**Material for this exercise**.

▬▬▬▬▬▬▬▬▬▬

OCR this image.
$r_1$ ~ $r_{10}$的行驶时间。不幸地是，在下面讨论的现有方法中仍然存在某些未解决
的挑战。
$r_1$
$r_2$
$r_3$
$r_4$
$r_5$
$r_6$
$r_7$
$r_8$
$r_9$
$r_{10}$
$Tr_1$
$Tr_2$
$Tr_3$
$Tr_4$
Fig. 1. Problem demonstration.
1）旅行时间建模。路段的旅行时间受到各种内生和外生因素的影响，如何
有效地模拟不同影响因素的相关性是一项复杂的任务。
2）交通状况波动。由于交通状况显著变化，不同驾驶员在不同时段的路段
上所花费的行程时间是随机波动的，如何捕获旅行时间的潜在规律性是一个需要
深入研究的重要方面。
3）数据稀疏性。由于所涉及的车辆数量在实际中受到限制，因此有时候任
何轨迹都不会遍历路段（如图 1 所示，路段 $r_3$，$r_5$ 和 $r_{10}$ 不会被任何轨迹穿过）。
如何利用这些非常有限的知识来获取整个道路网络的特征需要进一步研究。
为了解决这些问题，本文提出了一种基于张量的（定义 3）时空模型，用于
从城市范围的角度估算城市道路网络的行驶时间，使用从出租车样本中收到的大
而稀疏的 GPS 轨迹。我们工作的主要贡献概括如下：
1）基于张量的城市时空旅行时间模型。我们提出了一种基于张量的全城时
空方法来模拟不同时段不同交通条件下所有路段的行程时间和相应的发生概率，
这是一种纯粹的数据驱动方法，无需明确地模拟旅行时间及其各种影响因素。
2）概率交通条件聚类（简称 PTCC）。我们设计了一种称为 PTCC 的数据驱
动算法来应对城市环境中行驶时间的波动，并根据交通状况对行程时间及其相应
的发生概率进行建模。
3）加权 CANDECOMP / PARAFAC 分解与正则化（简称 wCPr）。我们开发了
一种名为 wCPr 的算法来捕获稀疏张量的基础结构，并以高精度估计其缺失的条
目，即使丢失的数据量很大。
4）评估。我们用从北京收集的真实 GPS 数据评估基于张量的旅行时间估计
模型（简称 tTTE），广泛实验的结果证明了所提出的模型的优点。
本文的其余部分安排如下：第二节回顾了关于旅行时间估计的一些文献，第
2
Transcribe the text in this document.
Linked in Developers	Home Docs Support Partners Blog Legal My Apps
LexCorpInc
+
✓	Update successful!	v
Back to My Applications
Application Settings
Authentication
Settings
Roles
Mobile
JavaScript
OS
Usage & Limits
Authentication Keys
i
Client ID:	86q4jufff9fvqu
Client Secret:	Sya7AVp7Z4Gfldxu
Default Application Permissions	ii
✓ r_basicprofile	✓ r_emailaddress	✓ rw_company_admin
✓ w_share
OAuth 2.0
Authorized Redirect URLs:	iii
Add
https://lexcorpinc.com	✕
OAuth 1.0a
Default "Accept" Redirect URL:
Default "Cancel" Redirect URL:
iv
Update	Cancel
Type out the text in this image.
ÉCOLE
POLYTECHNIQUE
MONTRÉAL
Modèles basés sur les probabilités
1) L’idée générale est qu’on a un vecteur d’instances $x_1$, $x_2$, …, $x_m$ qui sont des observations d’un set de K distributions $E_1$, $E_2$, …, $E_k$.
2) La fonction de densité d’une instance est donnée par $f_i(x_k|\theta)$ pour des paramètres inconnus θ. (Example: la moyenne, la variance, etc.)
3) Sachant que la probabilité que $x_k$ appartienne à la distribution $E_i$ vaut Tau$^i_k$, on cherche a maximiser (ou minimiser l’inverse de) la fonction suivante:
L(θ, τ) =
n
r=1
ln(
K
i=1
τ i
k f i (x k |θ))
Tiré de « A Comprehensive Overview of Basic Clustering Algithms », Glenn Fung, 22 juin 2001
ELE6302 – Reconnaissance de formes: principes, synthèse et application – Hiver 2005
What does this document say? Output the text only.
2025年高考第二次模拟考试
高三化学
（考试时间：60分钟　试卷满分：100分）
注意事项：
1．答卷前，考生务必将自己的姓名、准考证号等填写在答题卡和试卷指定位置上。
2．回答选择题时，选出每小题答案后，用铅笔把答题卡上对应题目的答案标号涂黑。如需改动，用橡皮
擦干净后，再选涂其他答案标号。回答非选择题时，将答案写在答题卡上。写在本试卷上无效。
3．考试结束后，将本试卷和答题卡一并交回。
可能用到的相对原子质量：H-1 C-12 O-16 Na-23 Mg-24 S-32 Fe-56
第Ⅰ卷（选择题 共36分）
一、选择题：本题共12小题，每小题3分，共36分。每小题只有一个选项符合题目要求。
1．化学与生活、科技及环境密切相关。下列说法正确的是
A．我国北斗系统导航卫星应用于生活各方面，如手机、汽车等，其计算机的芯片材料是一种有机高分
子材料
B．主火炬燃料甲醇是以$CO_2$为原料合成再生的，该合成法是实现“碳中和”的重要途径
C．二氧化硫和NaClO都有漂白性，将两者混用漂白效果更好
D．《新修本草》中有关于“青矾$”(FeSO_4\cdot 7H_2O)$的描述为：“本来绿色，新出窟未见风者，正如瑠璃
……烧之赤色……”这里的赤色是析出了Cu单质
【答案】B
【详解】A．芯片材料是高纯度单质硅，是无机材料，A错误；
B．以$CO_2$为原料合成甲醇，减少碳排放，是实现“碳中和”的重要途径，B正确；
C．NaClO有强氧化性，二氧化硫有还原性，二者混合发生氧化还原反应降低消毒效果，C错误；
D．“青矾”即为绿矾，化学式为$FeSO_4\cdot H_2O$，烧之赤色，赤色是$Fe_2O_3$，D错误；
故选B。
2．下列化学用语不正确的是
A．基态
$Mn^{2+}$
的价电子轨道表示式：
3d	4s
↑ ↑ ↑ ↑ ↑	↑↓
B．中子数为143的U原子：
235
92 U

▬▬▬▬▬▬▬▬▬▬

**Aim of the task**. Copy out the lines starting at the one containing "What does this" and ending with the last line of the entries. Include nothing else.

**Written solution**.
What does this document say? Output the text only.
2025年高考第二次模拟考试
高三化学
（考试时间：60分钟　试卷满分：100分）
注意事项：
1．答卷前，考生务必将自己的姓名、准考证号等填写在答题卡和试卷指定位置上。
2．回答选择题时，选出每小题答案后，用铅笔把答题卡上对应题目的答案标号涂黑。如需改动，用橡皮
擦干净后，再选涂其他答案标号。回答非选择题时，将答案写在答题卡上。写在本试卷上无效。
3．考试结束后，将本试卷和答题卡一并交回。
可能用到的相对原子质量：H-1 C-12 O-16 Na-23 Mg-24 S-32 Fe-56
第Ⅰ卷（选择题 共36分）
一、选择题：本题共12小题，每小题3分，共36分。每小题只有一个选项符合题目要求。
1．化学与生活、科技及环境密切相关。下列说法正确的是
A．我国北斗系统导航卫星应用于生活各方面，如手机、汽车等，其计算机的芯片材料是一种有机高分
子材料
B．主火炬燃料甲醇是以$CO_2$为原料合成再生的，该合成法是实现“碳中和”的重要途径
C．二氧化硫和NaClO都有漂白性，将两者混用漂白效果更好
D．《新修本草》中有关于“青矾$”(FeSO_4\cdot 7H_2O)$的描述为：“本来绿色，新出窟未见风者，正如瑠璃
……烧之赤色……”这里的赤色是析出了Cu单质
【答案】B
【详解】A．芯片材料是高纯度单质硅，是无机材料，A错误；
B．以$CO_2$为原料合成甲醇，减少碳排放，是实现“碳中和”的重要途径，B正确；
C．NaClO有强氧化性，二氧化硫有还原性，二者混合发生氧化还原反应降低消毒效果，C错误；
D．“青矾”即为绿矾，化学式为$FeSO_4\cdot H_2O$，烧之赤色，赤色是$Fe_2O_3$，D错误；
故选B。
2．下列化学用语不正确的是
A．基态
$Mn^{2+}$
的价电子轨道表示式：
3d	4s
↑ ↑ ↑ ↑ ↑	↑↓
B．中子数为143的U原子：
235
92 U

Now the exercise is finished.